### The exercise
The required result is the exact run of lines beginning at the one containing "Convert this screenshot" and ending at the last line of the entries.

### Exercise data
....
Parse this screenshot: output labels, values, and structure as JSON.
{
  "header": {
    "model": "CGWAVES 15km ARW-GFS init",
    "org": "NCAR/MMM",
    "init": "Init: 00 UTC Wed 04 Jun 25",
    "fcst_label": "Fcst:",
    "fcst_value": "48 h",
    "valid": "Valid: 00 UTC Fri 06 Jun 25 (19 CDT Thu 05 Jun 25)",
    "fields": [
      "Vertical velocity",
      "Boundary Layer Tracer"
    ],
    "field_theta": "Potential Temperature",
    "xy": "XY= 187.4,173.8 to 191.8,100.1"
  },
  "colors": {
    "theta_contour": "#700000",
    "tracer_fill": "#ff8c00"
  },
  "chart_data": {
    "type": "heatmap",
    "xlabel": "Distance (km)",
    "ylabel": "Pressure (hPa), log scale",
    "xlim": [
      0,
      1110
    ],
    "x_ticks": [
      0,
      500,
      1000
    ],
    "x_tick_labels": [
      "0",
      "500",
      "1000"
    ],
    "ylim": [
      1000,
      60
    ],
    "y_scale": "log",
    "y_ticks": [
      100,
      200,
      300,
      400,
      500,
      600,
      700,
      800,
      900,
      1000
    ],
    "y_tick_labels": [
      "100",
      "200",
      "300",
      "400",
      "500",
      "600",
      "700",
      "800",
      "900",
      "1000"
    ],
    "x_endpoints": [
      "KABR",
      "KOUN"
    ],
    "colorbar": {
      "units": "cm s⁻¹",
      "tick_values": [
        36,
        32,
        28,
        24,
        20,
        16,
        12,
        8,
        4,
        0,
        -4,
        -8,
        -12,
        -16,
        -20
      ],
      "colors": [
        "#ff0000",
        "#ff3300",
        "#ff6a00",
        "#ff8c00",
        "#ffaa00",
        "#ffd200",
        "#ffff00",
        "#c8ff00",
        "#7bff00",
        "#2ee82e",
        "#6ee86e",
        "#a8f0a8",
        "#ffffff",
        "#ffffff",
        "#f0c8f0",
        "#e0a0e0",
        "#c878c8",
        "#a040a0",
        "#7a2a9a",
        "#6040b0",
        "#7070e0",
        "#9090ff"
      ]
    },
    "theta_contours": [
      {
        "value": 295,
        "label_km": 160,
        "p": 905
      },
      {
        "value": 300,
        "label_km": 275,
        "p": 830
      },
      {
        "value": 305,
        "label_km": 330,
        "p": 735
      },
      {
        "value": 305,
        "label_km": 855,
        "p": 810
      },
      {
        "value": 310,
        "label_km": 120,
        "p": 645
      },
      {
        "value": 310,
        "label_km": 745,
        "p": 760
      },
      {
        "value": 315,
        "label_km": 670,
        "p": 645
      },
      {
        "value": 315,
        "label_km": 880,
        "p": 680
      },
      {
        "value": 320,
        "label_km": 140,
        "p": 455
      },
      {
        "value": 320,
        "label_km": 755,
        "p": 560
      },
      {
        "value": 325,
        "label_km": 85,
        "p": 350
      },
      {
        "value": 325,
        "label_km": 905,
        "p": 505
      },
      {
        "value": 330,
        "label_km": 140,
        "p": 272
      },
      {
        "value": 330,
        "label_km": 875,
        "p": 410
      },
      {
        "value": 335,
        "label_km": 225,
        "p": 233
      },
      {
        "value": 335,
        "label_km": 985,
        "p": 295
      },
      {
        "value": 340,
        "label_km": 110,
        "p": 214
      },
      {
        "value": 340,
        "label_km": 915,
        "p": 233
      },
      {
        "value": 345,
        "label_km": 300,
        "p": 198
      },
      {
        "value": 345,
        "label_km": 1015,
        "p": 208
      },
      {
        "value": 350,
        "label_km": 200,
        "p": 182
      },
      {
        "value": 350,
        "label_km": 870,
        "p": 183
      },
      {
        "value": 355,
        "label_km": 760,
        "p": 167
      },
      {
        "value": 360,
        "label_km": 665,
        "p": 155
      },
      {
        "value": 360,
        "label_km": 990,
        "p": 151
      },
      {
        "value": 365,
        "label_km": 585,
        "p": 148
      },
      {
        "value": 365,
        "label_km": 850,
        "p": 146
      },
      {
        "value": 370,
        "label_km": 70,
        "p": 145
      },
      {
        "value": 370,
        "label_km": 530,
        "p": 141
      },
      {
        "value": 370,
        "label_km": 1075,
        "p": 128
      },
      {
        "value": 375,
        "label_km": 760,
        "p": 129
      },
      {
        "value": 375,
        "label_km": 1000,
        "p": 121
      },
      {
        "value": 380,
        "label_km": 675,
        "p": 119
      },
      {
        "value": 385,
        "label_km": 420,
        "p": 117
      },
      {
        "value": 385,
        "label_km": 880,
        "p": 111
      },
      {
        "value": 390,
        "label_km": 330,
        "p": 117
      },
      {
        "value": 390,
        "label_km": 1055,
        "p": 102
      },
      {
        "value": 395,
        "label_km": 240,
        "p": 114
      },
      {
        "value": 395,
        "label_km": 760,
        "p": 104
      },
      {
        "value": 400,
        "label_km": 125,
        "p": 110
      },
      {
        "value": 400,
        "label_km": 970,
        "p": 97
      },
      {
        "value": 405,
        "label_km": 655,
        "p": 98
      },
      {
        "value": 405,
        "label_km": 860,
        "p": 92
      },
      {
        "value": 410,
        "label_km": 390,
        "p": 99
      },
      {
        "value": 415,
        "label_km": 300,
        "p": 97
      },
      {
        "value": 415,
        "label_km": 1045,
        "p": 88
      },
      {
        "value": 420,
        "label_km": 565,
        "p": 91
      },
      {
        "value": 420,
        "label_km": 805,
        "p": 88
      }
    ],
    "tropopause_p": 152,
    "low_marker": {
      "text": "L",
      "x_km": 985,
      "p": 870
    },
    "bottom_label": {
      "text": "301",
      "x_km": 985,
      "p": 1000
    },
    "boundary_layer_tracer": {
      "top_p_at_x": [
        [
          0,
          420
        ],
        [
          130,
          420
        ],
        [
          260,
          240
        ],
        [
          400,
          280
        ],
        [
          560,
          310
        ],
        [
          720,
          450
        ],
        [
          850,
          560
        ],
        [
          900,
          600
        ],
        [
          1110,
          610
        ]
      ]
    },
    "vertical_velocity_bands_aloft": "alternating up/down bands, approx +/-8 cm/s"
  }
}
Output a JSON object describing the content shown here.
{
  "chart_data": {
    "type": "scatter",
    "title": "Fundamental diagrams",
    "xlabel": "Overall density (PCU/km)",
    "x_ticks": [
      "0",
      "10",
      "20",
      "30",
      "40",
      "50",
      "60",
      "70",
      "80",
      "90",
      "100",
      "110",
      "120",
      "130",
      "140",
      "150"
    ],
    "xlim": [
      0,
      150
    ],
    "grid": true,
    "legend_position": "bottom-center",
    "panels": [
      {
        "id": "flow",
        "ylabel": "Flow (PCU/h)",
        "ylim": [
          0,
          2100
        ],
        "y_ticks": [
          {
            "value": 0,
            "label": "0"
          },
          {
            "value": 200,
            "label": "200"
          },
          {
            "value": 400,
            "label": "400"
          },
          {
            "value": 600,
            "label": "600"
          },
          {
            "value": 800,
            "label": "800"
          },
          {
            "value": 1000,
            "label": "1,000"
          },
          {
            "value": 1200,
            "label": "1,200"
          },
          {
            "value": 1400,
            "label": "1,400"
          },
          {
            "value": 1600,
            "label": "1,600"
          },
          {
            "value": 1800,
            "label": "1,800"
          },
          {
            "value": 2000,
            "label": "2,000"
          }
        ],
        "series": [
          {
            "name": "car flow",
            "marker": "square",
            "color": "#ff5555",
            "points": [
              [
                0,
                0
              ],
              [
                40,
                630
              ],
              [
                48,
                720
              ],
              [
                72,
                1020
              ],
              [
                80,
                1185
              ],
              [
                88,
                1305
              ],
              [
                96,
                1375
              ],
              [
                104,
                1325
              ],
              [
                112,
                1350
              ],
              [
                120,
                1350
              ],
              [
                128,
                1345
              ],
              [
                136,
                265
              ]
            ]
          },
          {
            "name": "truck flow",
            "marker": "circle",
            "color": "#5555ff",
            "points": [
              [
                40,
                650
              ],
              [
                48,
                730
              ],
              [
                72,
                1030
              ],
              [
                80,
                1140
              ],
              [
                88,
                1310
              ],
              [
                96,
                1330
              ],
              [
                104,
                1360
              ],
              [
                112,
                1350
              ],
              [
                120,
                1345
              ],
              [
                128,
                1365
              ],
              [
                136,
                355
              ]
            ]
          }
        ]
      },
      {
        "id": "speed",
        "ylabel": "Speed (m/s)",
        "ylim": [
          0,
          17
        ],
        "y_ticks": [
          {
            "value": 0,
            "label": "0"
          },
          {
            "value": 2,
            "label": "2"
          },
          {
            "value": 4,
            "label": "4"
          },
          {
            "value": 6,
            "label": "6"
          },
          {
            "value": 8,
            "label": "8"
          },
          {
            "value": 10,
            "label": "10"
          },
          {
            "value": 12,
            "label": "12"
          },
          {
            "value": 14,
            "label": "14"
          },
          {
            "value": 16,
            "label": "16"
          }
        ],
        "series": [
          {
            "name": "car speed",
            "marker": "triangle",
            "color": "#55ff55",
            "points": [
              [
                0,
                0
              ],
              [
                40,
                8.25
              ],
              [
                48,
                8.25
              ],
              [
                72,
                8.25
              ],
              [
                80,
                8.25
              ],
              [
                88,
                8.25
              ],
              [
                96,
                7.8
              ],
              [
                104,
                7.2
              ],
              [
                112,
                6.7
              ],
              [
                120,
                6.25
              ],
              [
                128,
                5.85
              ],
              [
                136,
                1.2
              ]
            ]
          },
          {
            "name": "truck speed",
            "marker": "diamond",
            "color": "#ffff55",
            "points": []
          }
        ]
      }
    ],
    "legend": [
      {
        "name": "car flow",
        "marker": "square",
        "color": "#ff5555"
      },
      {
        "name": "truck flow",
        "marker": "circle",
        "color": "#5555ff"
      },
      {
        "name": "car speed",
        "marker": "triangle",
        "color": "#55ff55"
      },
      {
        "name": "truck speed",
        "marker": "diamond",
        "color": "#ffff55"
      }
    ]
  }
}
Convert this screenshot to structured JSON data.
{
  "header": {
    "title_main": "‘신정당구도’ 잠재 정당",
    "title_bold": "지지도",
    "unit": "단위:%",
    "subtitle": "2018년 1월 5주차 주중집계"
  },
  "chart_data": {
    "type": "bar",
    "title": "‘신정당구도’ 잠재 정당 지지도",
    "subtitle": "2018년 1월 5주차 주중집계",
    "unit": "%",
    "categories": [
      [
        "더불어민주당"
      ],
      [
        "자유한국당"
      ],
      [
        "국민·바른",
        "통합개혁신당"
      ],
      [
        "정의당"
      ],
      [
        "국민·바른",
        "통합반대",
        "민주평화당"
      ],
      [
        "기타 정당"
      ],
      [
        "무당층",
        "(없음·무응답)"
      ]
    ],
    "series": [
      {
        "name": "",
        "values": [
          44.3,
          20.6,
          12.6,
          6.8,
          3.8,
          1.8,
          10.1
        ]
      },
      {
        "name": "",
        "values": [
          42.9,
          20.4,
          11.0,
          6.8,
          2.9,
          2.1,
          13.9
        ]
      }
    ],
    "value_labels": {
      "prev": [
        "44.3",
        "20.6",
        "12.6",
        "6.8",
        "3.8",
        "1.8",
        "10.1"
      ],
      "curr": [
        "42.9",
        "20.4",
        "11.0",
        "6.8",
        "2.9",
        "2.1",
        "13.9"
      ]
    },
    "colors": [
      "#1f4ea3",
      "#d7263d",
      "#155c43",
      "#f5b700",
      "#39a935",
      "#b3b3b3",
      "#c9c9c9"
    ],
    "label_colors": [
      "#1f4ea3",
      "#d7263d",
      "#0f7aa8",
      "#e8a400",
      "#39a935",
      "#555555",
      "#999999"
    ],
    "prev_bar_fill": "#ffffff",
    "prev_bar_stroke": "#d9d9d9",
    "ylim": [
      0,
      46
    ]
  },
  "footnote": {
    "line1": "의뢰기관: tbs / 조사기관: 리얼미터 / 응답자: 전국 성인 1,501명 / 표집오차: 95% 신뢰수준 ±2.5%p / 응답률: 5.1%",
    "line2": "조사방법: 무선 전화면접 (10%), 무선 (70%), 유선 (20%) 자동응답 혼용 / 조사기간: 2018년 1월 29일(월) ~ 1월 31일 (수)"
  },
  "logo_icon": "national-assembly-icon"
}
....
### Response to this task
Convert this screenshot to structured JSON data.
{
  "header": {
    "title_main": "‘신정당구도’ 잠재 정당",
    "title_bold": "지지도",
    "unit": "단위:%",
    "subtitle": "2018년 1월 5주차 주중집계"
  },
  "chart_data": {
    "type": "bar",
    "title": "‘신정당구도’ 잠재 정당 지지도",
    "subtitle": "2018년 1월 5주차 주중집계",
    "unit": "%",
    "categories": [
      [
        "더불어민주당"
      ],
      [
        "자유한국당"
      ],
      [
        "국민·바른",
        "통합개혁신당"
      ],
      [
        "정의당"
      ],
      [
        "국민·바른",
        "통합반대",
        "민주평화당"
      ],
      [
        "기타 정당"
      ],
      [
        "무당층",
        "(없음·무응답)"
      ]
    ],
    "series": [
      {
        "name": "",
        "values": [
          44.3,
          20.6,
          12.6,
          6.8,
          3.8,
          1.8,
          10.1
        ]
      },
      {
        "name": "",
        "values": [
          42.9,
          20.4,
          11.0,
          6.8,
          2.9,
          2.1,
          13.9
        ]
      }
    ],
    "value_labels": {
      "prev": [
        "44.3",
        "20.6",
        "12.6",
        "6.8",
        "3.8",
        "1.8",
        "10.1"
      ],
      "curr": [
        "42.9",
        "20.4",
        "11.0",
        "6.8",
        "2.9",
        "2.1",
        "13.9"
      ]
    },
    "colors": [
      "#1f4ea3",
      "#d7263d",
      "#155c43",
      "#f5b700",
      "#39a935",
      "#b3b3b3",
      "#c9c9c9"
    ],
    "label_colors": [
      "#1f4ea3",
      "#d7263d",
      "#0f7aa8",
      "#e8a400",
      "#39a935",
      "#555555",
      "#999999"
    ],
    "prev_bar_fill": "#ffffff",
    "prev_bar_stroke": "#d9d9d9",
    "ylim": [
      0,
      46
    ]
  },
  "footnote": {
    "line1": "의뢰기관: tbs / 조사기관: 리얼미터 / 응답자: 전국 성인 1,501명 / 표집오차: 95% 신뢰수준 ±2.5%p / 응답률: 5.1%",
    "line2": "조사방법: 무선 전화면접 (10%), 무선 (70%), 유선 (20%) 자동응답 혼용 / 조사기간: 2018년 1월 29일(월) ~ 1월 31일 (수)"
  },
  "logo_icon": "national-assembly-icon"
}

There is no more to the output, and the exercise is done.